■ Request
Below are the records; copy each line in them that holds the word "image".

Stored entries:
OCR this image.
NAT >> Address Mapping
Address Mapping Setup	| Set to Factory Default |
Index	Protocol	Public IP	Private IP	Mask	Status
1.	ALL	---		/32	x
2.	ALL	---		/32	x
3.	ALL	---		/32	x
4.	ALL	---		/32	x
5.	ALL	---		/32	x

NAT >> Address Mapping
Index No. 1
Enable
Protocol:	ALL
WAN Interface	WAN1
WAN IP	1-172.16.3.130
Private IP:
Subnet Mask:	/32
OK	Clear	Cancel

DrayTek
---
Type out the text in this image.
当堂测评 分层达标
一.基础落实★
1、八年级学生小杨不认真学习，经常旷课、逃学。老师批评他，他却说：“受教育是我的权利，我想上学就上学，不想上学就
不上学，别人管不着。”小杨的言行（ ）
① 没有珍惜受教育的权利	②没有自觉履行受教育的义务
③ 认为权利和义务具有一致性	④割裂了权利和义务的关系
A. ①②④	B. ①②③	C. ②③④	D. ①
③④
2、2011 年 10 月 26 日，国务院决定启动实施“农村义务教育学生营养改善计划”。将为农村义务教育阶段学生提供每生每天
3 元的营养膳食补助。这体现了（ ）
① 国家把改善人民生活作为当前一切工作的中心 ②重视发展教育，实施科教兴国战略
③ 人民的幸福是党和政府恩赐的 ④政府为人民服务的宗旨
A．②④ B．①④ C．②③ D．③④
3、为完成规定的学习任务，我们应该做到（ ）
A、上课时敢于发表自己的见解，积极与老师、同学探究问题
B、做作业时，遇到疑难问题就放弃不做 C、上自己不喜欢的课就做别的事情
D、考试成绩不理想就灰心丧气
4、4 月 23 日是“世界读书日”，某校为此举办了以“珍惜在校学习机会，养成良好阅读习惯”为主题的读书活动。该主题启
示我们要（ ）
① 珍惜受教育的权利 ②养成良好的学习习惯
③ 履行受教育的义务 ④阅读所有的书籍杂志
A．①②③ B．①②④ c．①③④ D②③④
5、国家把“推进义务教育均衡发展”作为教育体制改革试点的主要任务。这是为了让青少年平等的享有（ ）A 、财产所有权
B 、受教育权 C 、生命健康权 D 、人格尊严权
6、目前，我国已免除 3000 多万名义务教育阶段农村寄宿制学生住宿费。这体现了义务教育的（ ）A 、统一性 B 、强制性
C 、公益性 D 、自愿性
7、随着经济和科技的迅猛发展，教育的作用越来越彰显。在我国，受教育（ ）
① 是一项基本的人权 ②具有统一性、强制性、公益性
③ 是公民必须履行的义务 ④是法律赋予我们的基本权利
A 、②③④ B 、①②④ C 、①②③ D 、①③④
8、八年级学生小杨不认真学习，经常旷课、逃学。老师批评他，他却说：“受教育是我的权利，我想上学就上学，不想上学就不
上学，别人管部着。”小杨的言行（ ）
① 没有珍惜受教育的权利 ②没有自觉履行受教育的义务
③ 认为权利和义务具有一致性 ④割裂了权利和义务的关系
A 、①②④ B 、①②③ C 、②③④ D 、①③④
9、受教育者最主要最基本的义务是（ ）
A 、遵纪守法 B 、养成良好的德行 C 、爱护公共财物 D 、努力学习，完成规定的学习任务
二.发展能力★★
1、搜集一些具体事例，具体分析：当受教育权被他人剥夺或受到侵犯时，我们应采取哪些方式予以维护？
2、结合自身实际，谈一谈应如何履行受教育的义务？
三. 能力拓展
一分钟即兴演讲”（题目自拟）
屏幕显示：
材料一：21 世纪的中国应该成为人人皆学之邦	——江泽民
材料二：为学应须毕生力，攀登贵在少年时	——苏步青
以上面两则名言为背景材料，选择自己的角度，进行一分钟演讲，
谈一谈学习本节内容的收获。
==
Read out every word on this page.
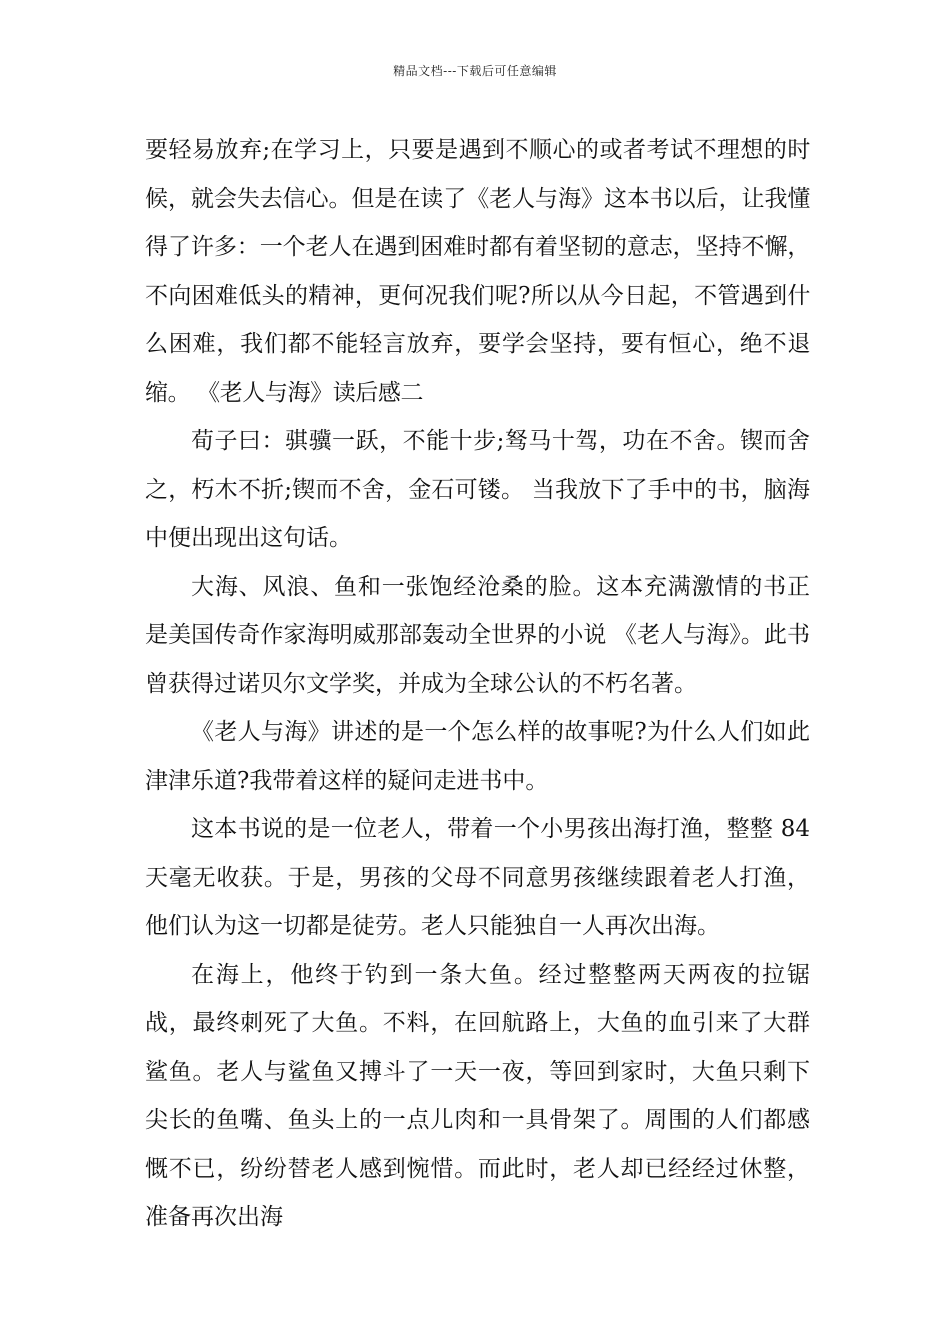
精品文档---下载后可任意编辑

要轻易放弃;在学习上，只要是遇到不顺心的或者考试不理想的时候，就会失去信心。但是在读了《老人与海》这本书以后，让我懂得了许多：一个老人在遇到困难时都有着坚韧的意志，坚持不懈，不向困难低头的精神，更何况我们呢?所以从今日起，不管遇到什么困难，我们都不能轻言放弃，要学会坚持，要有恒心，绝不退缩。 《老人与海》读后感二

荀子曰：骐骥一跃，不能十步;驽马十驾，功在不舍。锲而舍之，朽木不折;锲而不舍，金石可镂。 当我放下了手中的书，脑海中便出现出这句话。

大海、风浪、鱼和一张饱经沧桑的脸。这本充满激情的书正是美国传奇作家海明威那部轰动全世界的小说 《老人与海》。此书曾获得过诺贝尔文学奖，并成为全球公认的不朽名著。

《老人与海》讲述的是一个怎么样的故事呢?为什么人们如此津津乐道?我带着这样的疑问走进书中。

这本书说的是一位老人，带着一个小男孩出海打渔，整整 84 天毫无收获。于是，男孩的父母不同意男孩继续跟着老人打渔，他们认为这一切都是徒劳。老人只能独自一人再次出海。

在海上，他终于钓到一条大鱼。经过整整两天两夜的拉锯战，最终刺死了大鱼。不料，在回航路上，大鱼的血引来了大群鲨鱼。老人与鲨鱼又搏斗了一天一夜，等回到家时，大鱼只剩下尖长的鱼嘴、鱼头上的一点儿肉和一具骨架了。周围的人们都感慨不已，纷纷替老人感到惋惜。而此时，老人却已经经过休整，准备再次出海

■ Response for this exercise
OCR this image.
Type out the text in this image.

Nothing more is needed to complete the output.